• **Do this**:
The listing beneath should be written out in full, exactly as shown.

• **Record list**:
-- Begin --

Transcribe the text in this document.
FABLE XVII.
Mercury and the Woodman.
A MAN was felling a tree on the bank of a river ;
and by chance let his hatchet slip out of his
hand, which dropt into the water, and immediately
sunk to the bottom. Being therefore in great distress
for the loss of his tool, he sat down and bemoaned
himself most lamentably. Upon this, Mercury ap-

-- End --

• **Answer to this problem**:
Transcribe the text in this document.
FABLE XVII.
Mercury and the Woodman.
A MAN was felling a tree on the bank of a river ;
and by chance let his hatchet slip out of his
hand, which dropt into the water, and immediately
sunk to the bottom. Being therefore in great distress
for the loss of his tool, he sat down and bemoaned
himself most lamentably. Upon this, Mercury ap-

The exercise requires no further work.